__TASK DETAILS__:
Reply with one number: how many lines contain the word "挽救我党于危难之际".
--- START OF SUPPLIED MATERIAL ---
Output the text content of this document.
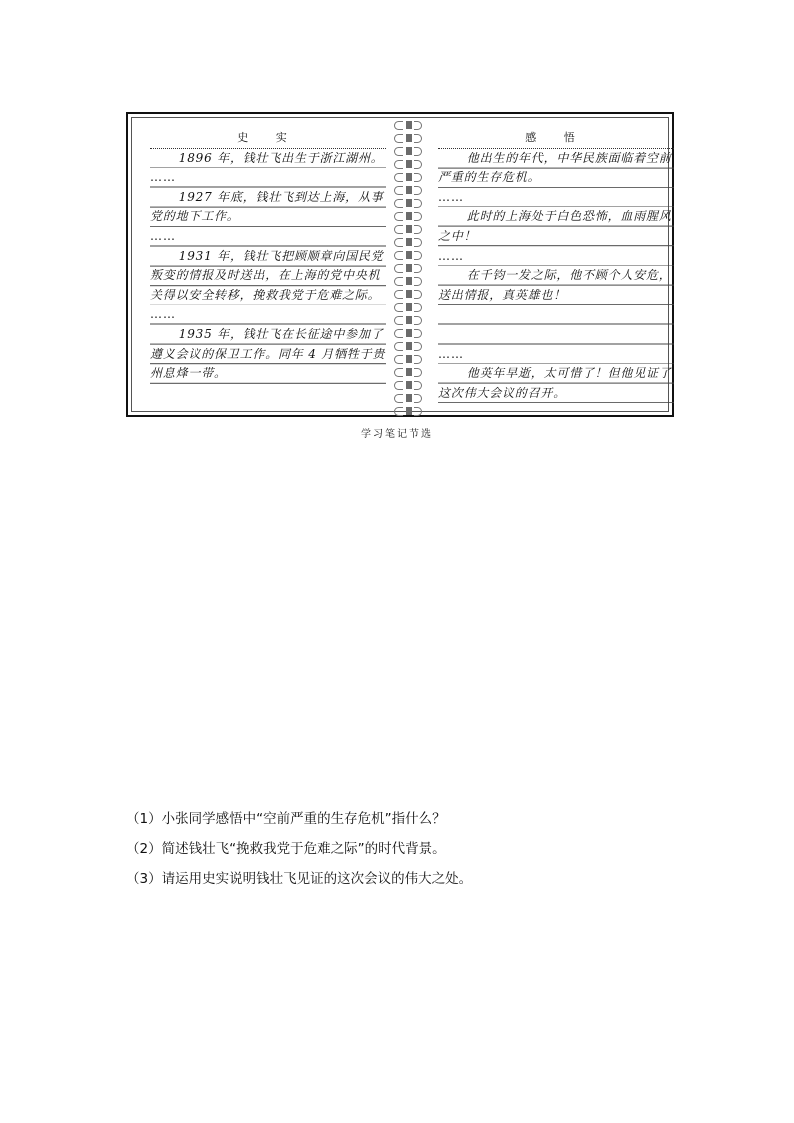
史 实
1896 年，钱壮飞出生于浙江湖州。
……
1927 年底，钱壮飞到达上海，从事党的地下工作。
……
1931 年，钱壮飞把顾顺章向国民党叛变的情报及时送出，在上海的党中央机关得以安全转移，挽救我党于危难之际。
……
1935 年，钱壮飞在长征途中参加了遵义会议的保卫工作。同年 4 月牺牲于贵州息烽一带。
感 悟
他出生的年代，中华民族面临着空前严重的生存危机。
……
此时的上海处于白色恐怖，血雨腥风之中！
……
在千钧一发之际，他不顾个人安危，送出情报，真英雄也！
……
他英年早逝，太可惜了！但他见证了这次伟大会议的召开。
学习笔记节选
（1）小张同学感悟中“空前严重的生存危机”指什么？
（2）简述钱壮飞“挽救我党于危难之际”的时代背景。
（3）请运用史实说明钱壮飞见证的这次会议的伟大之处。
--- END OF SUPPLIED MATERIAL ---
__TASK ANSWER__:
2